[Record list]
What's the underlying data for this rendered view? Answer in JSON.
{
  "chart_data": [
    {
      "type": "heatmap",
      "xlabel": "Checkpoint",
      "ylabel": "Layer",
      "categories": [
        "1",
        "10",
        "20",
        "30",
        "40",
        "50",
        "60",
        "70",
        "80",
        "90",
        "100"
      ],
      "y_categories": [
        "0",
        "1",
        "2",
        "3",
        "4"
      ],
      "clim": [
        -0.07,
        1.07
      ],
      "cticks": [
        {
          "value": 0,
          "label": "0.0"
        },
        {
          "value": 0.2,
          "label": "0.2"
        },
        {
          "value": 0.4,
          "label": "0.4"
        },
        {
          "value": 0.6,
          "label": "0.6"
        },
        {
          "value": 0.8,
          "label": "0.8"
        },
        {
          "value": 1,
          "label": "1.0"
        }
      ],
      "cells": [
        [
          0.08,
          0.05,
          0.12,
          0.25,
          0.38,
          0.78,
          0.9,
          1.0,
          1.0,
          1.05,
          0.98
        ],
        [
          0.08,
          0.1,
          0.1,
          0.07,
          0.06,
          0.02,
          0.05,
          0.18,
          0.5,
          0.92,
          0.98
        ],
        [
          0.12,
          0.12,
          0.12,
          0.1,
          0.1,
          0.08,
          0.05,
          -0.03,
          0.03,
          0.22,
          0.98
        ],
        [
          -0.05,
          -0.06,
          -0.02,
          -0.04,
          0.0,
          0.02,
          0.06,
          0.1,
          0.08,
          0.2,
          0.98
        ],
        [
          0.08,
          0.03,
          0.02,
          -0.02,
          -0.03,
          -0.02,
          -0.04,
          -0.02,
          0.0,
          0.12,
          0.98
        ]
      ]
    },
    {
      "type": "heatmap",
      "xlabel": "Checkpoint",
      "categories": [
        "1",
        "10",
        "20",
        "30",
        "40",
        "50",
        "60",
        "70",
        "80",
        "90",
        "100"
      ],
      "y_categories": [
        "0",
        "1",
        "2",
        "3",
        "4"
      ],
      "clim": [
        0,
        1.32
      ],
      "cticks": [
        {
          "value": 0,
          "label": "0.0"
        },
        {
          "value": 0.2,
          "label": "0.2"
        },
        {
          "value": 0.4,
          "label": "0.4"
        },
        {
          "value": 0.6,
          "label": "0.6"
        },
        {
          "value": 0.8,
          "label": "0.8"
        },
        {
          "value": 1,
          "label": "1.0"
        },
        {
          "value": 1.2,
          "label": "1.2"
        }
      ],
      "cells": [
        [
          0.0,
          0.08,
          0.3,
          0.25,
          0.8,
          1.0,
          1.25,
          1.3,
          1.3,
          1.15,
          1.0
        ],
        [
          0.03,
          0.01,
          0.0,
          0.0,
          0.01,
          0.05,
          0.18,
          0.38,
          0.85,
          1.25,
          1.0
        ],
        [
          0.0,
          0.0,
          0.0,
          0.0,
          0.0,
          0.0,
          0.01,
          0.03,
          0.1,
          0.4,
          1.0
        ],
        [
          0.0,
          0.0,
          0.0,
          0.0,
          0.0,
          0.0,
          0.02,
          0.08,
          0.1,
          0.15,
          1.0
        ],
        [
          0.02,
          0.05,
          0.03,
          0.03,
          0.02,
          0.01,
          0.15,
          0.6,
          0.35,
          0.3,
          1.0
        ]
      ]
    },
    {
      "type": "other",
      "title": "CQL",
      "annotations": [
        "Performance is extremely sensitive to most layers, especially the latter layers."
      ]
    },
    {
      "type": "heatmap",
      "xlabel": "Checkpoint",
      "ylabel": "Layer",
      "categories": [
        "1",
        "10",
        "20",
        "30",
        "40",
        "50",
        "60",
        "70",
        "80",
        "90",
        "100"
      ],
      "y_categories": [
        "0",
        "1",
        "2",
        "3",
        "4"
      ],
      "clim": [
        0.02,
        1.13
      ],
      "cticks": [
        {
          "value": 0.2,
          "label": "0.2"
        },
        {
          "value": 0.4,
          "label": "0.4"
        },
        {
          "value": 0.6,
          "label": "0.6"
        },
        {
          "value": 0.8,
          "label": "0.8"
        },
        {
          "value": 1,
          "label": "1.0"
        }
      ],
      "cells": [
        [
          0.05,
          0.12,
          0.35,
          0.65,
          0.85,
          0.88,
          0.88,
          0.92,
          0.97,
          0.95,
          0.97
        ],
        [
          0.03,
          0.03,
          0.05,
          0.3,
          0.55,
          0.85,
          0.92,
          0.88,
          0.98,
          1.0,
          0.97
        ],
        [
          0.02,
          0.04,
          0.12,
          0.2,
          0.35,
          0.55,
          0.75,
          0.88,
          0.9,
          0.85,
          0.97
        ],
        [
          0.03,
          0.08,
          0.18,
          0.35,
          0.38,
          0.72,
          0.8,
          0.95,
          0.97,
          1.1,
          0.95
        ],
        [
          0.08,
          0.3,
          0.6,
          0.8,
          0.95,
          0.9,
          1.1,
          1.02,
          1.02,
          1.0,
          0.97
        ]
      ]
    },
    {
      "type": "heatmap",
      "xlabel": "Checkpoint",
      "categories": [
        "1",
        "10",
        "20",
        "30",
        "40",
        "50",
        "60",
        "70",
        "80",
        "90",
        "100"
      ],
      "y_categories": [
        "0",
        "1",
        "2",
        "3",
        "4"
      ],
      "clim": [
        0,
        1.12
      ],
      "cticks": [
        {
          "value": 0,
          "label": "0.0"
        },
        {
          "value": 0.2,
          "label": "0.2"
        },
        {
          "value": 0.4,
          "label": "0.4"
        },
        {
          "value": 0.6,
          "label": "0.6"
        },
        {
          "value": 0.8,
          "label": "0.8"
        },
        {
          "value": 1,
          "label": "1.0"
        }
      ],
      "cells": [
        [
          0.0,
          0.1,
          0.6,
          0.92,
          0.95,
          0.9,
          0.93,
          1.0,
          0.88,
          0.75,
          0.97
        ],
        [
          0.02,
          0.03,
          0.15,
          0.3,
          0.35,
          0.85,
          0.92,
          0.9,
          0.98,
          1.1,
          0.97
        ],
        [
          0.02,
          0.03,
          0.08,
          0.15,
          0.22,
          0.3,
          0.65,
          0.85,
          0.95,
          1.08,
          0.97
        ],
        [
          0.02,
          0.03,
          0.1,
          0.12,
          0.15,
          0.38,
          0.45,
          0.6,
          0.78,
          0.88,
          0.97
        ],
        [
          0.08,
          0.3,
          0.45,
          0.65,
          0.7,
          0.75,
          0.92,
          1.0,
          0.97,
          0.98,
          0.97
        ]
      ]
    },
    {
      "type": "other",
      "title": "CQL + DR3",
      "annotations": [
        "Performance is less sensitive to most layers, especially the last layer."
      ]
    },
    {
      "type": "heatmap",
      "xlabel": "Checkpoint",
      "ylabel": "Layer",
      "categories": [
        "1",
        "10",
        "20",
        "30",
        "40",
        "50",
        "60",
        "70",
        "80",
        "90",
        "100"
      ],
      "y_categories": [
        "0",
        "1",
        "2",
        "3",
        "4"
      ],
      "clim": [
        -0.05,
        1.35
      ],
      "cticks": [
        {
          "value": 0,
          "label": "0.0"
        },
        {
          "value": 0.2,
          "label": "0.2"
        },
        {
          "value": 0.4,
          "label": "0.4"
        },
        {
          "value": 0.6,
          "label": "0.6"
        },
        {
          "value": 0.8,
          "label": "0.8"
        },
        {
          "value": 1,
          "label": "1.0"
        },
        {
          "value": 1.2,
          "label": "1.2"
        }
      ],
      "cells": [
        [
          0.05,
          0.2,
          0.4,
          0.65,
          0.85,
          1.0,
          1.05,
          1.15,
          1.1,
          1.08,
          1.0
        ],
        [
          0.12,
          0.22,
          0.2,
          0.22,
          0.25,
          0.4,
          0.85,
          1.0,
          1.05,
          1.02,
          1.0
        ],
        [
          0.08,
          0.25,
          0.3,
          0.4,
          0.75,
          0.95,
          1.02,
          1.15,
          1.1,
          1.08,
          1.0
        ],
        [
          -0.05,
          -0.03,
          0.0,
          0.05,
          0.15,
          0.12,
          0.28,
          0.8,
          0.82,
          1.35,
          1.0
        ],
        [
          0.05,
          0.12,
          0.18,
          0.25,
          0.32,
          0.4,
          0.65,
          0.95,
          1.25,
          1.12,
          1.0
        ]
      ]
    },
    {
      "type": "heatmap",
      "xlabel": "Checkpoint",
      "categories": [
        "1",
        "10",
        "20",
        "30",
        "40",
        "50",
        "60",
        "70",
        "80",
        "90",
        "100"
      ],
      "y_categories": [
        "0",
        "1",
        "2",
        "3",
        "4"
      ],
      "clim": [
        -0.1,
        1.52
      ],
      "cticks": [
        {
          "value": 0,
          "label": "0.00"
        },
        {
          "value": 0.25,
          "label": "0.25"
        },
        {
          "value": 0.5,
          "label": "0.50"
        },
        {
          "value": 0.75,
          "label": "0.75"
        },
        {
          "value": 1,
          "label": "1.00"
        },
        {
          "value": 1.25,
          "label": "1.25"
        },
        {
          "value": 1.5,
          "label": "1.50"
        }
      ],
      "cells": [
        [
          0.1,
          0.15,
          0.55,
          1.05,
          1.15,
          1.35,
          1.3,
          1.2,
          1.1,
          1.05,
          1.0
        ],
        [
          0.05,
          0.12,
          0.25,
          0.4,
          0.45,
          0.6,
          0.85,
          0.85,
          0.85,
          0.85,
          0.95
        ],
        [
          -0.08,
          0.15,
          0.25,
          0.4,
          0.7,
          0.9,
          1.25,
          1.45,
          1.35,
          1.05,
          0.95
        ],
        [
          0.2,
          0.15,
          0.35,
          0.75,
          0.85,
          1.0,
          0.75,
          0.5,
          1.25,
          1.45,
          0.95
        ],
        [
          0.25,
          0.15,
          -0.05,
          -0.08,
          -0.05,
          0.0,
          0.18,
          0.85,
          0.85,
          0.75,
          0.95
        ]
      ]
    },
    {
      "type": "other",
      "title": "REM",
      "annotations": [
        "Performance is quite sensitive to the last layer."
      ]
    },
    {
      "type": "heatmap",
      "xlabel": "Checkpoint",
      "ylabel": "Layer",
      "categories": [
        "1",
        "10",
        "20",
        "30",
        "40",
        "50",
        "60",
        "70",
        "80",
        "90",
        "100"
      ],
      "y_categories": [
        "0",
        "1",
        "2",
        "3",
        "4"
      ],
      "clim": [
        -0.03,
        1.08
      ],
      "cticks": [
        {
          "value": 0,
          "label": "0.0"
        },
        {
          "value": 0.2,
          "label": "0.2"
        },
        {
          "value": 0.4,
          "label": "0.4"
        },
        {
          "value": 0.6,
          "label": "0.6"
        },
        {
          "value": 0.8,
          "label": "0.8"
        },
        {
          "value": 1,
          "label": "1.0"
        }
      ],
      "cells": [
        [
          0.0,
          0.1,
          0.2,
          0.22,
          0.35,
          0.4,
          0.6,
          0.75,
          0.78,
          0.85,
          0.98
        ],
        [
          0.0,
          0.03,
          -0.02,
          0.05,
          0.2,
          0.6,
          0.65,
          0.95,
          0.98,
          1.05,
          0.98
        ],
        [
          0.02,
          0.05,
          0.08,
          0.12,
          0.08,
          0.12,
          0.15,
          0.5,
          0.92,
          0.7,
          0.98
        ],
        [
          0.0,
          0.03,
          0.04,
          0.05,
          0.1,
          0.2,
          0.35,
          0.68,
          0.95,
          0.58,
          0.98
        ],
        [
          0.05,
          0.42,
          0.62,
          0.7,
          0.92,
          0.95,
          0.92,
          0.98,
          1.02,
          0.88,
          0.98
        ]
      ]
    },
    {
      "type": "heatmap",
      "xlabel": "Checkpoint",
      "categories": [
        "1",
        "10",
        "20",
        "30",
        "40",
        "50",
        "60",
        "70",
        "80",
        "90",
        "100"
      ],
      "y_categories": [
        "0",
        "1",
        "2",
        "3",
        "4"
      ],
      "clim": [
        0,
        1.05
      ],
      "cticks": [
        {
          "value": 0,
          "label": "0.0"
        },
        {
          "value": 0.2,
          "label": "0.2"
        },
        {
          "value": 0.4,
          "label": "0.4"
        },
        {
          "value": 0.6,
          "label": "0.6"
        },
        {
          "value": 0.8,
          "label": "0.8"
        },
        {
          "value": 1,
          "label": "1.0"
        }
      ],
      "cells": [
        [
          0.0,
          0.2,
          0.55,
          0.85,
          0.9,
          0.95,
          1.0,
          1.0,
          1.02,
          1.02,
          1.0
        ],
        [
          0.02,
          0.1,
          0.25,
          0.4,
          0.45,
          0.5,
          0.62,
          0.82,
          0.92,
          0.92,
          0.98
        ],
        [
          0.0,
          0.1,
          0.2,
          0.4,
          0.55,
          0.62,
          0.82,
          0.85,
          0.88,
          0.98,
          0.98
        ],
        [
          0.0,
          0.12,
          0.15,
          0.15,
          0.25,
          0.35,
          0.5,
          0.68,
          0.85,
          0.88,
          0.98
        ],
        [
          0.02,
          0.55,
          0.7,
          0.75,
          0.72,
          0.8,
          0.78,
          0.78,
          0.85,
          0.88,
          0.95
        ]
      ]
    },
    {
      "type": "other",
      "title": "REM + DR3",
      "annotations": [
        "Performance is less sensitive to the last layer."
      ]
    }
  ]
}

[What this task involves]
Filter out every line that lacks the word "most", and copy the rest.

[Solution]
        "Performance is extremely sensitive to most layers, especially the latter layers."
        "Performance is less sensitive to most layers, especially the last layer."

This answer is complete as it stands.